Job: Here are some records; return them all exactly.

Dataset entries:
-*-*-

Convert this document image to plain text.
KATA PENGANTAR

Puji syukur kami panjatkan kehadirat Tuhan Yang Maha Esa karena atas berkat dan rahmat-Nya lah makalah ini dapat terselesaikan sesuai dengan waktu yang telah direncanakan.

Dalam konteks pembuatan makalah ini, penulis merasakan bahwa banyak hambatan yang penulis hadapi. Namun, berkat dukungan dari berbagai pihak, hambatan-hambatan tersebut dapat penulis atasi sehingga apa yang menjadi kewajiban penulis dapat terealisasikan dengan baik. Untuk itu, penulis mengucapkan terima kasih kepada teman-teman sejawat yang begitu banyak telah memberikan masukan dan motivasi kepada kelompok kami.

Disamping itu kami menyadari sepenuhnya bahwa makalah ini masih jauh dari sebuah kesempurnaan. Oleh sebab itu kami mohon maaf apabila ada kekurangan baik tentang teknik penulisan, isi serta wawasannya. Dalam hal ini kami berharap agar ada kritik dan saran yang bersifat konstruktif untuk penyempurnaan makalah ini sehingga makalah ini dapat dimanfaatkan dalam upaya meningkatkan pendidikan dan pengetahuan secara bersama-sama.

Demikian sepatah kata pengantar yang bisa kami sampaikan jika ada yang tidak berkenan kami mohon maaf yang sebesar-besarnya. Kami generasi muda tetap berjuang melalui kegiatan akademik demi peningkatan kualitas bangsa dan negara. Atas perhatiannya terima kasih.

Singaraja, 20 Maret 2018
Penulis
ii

-*-*-

Solution for this task:
Convert this document image to plain text.
KATA PENGANTAR

Puji syukur kami panjatkan kehadirat Tuhan Yang Maha Esa karena atas berkat dan rahmat-Nya lah makalah ini dapat terselesaikan sesuai dengan waktu yang telah direncanakan.

Dalam konteks pembuatan makalah ini, penulis merasakan bahwa banyak hambatan yang penulis hadapi. Namun, berkat dukungan dari berbagai pihak, hambatan-hambatan tersebut dapat penulis atasi sehingga apa yang menjadi kewajiban penulis dapat terealisasikan dengan baik. Untuk itu, penulis mengucapkan terima kasih kepada teman-teman sejawat yang begitu banyak telah memberikan masukan dan motivasi kepada kelompok kami.

Disamping itu kami menyadari sepenuhnya bahwa makalah ini masih jauh dari sebuah kesempurnaan. Oleh sebab itu kami mohon maaf apabila ada kekurangan baik tentang teknik penulisan, isi serta wawasannya. Dalam hal ini kami berharap agar ada kritik dan saran yang bersifat konstruktif untuk penyempurnaan makalah ini sehingga makalah ini dapat dimanfaatkan dalam upaya meningkatkan pendidikan dan pengetahuan secara bersama-sama.

Demikian sepatah kata pengantar yang bisa kami sampaikan jika ada yang tidak berkenan kami mohon maaf yang sebesar-besarnya. Kami generasi muda tetap berjuang melalui kegiatan akademik demi peningkatan kualitas bangsa dan negara. Atas perhatiannya terima kasih.

Singaraja, 20 Maret 2018
Penulis
ii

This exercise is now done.